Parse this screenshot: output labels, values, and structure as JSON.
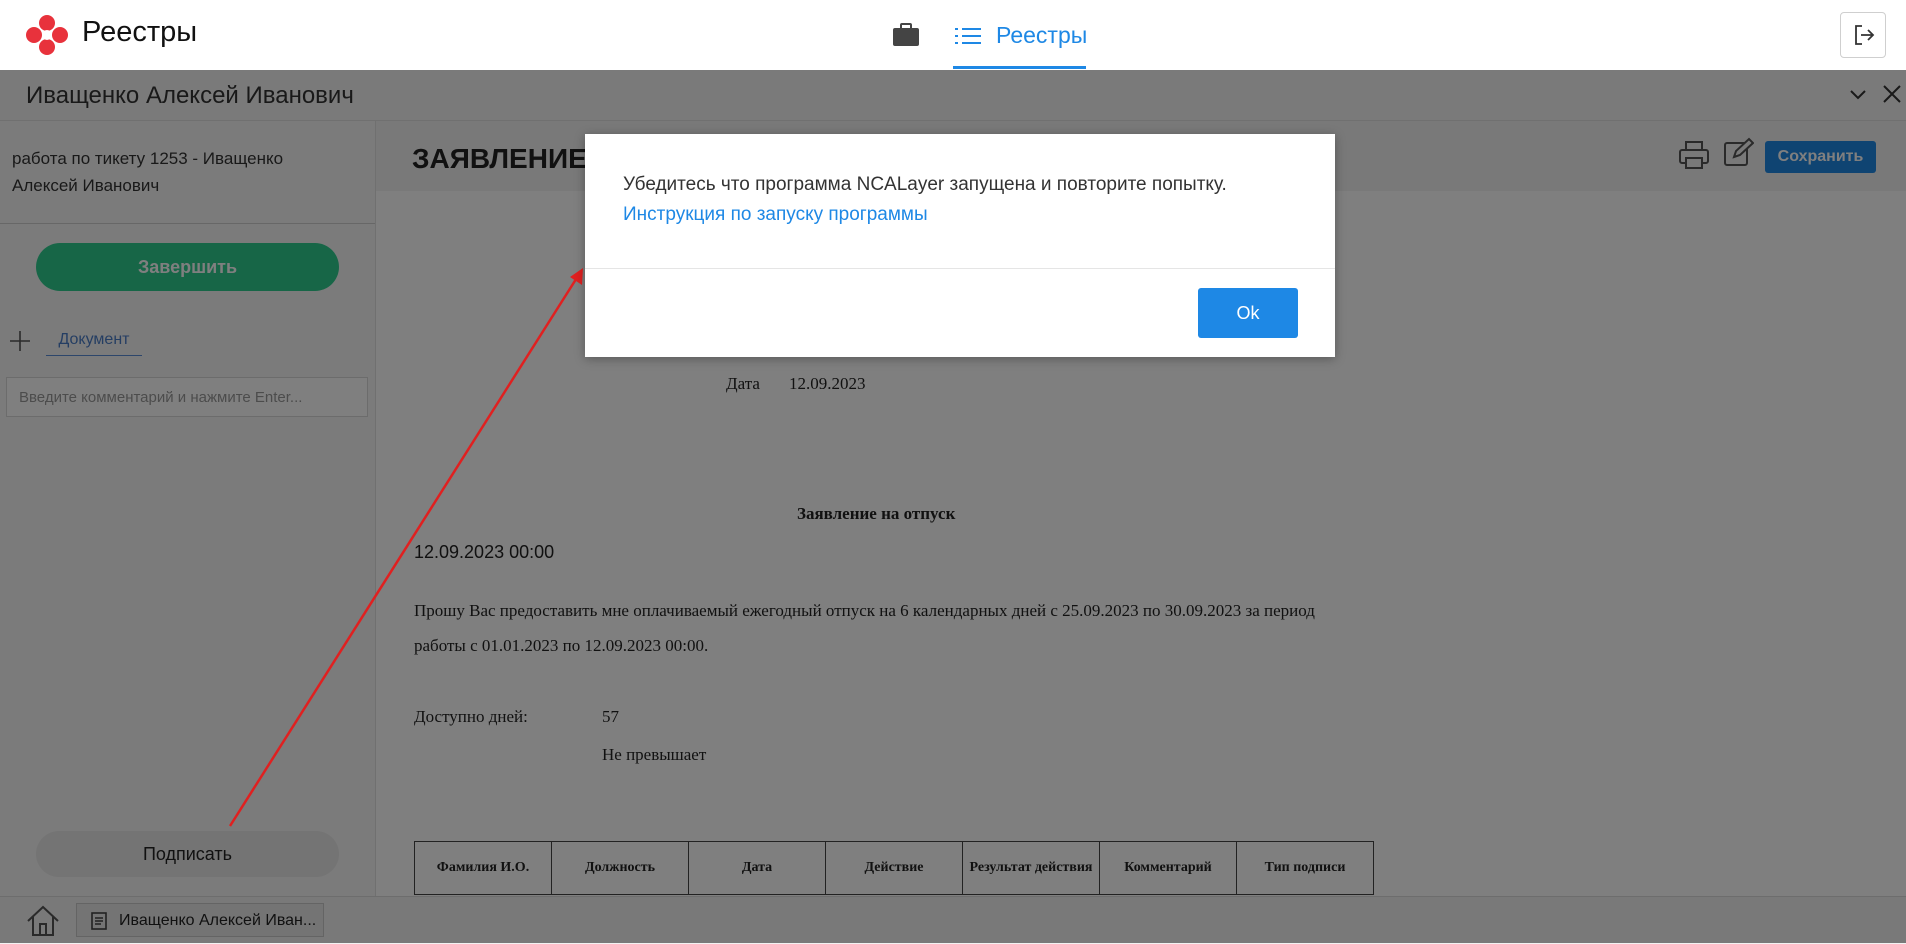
{
  "app": {
    "title": "Реестры"
  },
  "nav": {
    "active_tab": "Реестры"
  },
  "subheader": {
    "person": "Иващенко Алексей Иванович"
  },
  "left_panel": {
    "ticket": "работа по тикету 1253 - Иващенко Алексей Иванович",
    "finish_button": "Завершить",
    "tab_label": "Документ",
    "comment_placeholder": "Введите комментарий и нажмите Enter...",
    "sign_button": "Подписать"
  },
  "document": {
    "heading": "ЗАЯВЛЕНИЕ",
    "save_button": "Сохранить",
    "date_label": "Дата",
    "date_value": "12.09.2023",
    "title": "Заявление на отпуск",
    "datetime": "12.09.2023 00:00",
    "body": "Прошу Вас предоставить мне оплачиваемый ежегодный отпуск на 6 календарных дней с 25.09.2023 по 30.09.2023 за период работы с 01.01.2023 по 12.09.2023 00:00.",
    "available_label": "Доступно дней:",
    "available_value": "57",
    "available_status": "Не превышает",
    "table_headers": [
      "Фамилия И.О.",
      "Должность",
      "Дата",
      "Действие",
      "Результат действия",
      "Комментарий",
      "Тип подписи"
    ]
  },
  "taskbar": {
    "item_label": "Иващенко Алексей Иван..."
  },
  "modal": {
    "message": "Убедитесь что программа NCALayer запущена и повторите попытку.",
    "link": "Инструкция по запуску программы",
    "ok_button": "Ok"
  },
  "colors": {
    "accent": "#1e88e5",
    "success": "#2ecc8f",
    "logo": "#e8323c",
    "arrow": "#e02020"
  }
}
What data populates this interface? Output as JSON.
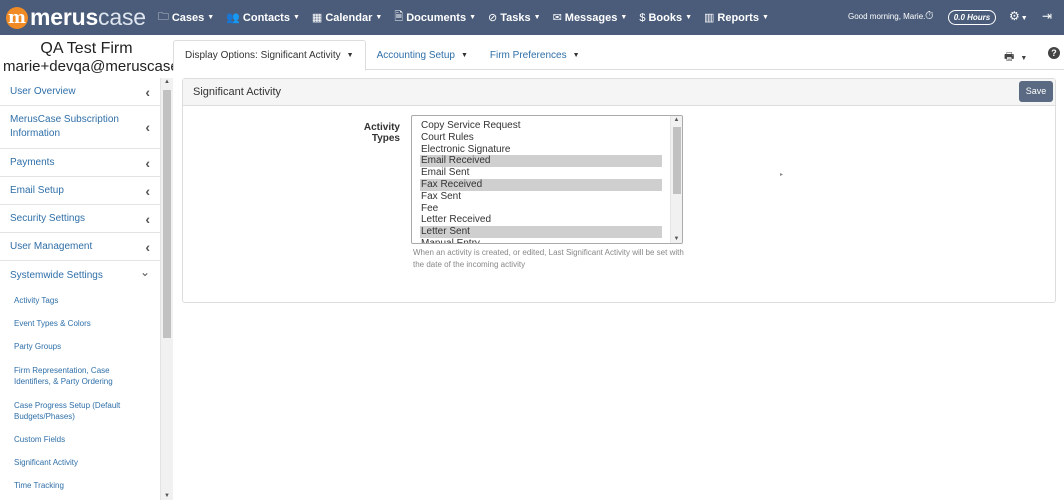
{
  "brand": {
    "logo_mark": "m",
    "name_bold": "merus",
    "name_light": "case"
  },
  "nav": [
    {
      "label": "Cases",
      "icon": "folder-icon",
      "glyph": "🗀"
    },
    {
      "label": "Contacts",
      "icon": "users-icon",
      "glyph": "👥"
    },
    {
      "label": "Calendar",
      "icon": "calendar-icon",
      "glyph": "▦"
    },
    {
      "label": "Documents",
      "icon": "document-icon",
      "glyph": "🗎"
    },
    {
      "label": "Tasks",
      "icon": "check-circle-icon",
      "glyph": "⊘"
    },
    {
      "label": "Messages",
      "icon": "envelope-icon",
      "glyph": "✉"
    },
    {
      "label": "Books",
      "icon": "dollar-icon",
      "glyph": "$"
    },
    {
      "label": "Reports",
      "icon": "chart-icon",
      "glyph": "▥"
    }
  ],
  "header": {
    "greeting": "Good morning, Marie.",
    "hours": "0.0 Hours"
  },
  "firm": {
    "name": "QA Test Firm",
    "email": "marie+devqa@meruscase"
  },
  "sidebar": {
    "items": [
      {
        "label": "User Overview",
        "name": "user-overview"
      },
      {
        "label": "MerusCase Subscription Information",
        "name": "subscription-information"
      },
      {
        "label": "Payments",
        "name": "payments"
      },
      {
        "label": "Email Setup",
        "name": "email-setup"
      },
      {
        "label": "Security Settings",
        "name": "security-settings"
      },
      {
        "label": "User Management",
        "name": "user-management"
      },
      {
        "label": "Systemwide Settings",
        "name": "systemwide-settings"
      }
    ],
    "sub_items": [
      {
        "label": "Activity Tags",
        "name": "activity-tags"
      },
      {
        "label": "Event Types & Colors",
        "name": "event-types-colors"
      },
      {
        "label": "Party Groups",
        "name": "party-groups"
      },
      {
        "label": "Firm Representation, Case Identifiers, & Party Ordering",
        "name": "firm-representation"
      },
      {
        "label": "Case Progress Setup (Default Budgets/Phases)",
        "name": "case-progress-setup"
      },
      {
        "label": "Custom Fields",
        "name": "custom-fields"
      },
      {
        "label": "Significant Activity",
        "name": "significant-activity"
      },
      {
        "label": "Time Tracking",
        "name": "time-tracking"
      }
    ]
  },
  "tabs": [
    {
      "label": "Display Options: Significant Activity",
      "name": "tab-display-options"
    },
    {
      "label": "Accounting Setup",
      "name": "tab-accounting-setup"
    },
    {
      "label": "Firm Preferences",
      "name": "tab-firm-preferences"
    }
  ],
  "panel": {
    "title": "Significant Activity",
    "save_label": "Save",
    "field_label": "Activity Types",
    "options": [
      {
        "label": "Copy Service Request",
        "selected": false
      },
      {
        "label": "Court Rules",
        "selected": false
      },
      {
        "label": "Electronic Signature",
        "selected": false
      },
      {
        "label": "Email Received",
        "selected": true
      },
      {
        "label": "Email Sent",
        "selected": false
      },
      {
        "label": "Fax Received",
        "selected": true
      },
      {
        "label": "Fax Sent",
        "selected": false
      },
      {
        "label": "Fee",
        "selected": false
      },
      {
        "label": "Letter Received",
        "selected": false
      },
      {
        "label": "Letter Sent",
        "selected": true
      },
      {
        "label": "Manual Entry",
        "selected": false
      }
    ],
    "help_text": "When an activity is created, or edited, Last Significant Activity will be set with the date of the incoming activity"
  }
}
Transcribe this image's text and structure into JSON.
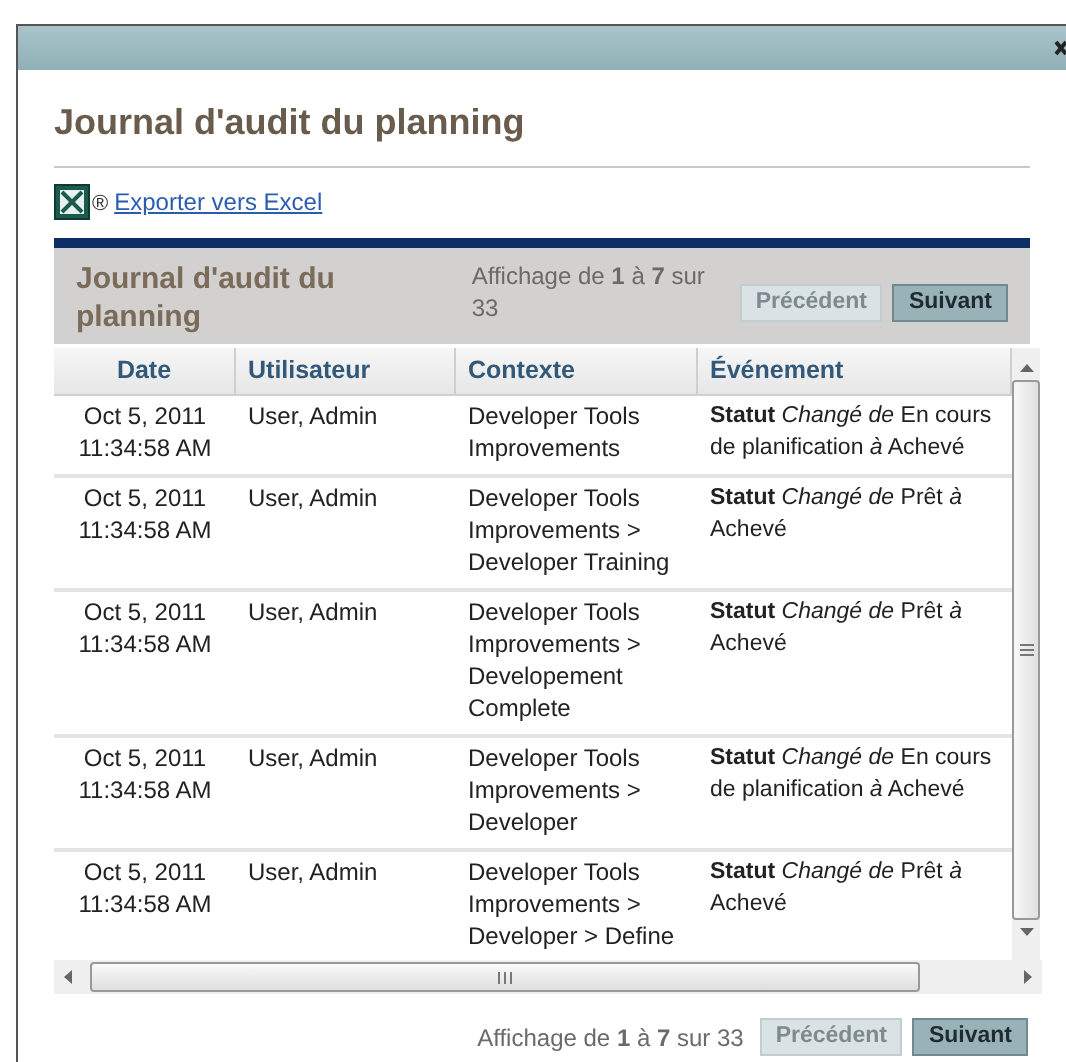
{
  "dialog": {
    "title": "Journal d'audit du planning",
    "export_link": "Exporter vers Excel",
    "export_mark": "®"
  },
  "panel": {
    "title": "Journal d'audit du planning",
    "paging": "Affichage de **1** à **7** sur 33",
    "buttons": [
      {
        "label": "Précédent",
        "disabled": true
      },
      {
        "label": "Suivant",
        "disabled": false
      }
    ]
  },
  "table": {
    "columns": [
      "Date",
      "Utilisateur",
      "Contexte",
      "Événement"
    ],
    "rows": [
      {
        "date": "Oct 5, 2011 11:34:58 AM",
        "user": "User, Admin",
        "context": "Developer Tools Improvements",
        "event": "**Statut** *Changé de* En cours de planification *à* Achevé"
      },
      {
        "date": "Oct 5, 2011 11:34:58 AM",
        "user": "User, Admin",
        "context": "Developer Tools Improvements > Developer Training",
        "event": "**Statut** *Changé de* Prêt *à* Achevé"
      },
      {
        "date": "Oct 5, 2011 11:34:58 AM",
        "user": "User, Admin",
        "context": "Developer Tools Improvements > Developement Complete",
        "event": "**Statut** *Changé de* Prêt *à* Achevé"
      },
      {
        "date": "Oct 5, 2011 11:34:58 AM",
        "user": "User, Admin",
        "context": "Developer Tools Improvements > Developer",
        "event": "**Statut** *Changé de* En cours de planification *à* Achevé"
      },
      {
        "date": "Oct 5, 2011 11:34:58 AM",
        "user": "User, Admin",
        "context": "Developer Tools Improvements > Developer > Define",
        "event": "**Statut** *Changé de* Prêt *à* Achevé"
      }
    ]
  },
  "footer": {
    "paging": "Affichage de **1** à **7** sur 33",
    "buttons": [
      {
        "label": "Précédent",
        "disabled": true
      },
      {
        "label": "Suivant",
        "disabled": false
      }
    ]
  }
}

________________

Scan the listing above. Collect all lines with the word "title".

    "title": "Реестры"
    "title": "Заявление на отпуск",
    "title": "Significant Activity",
    "title": "Journal d'audit du planning",
    "title": "Journal d'audit du planning",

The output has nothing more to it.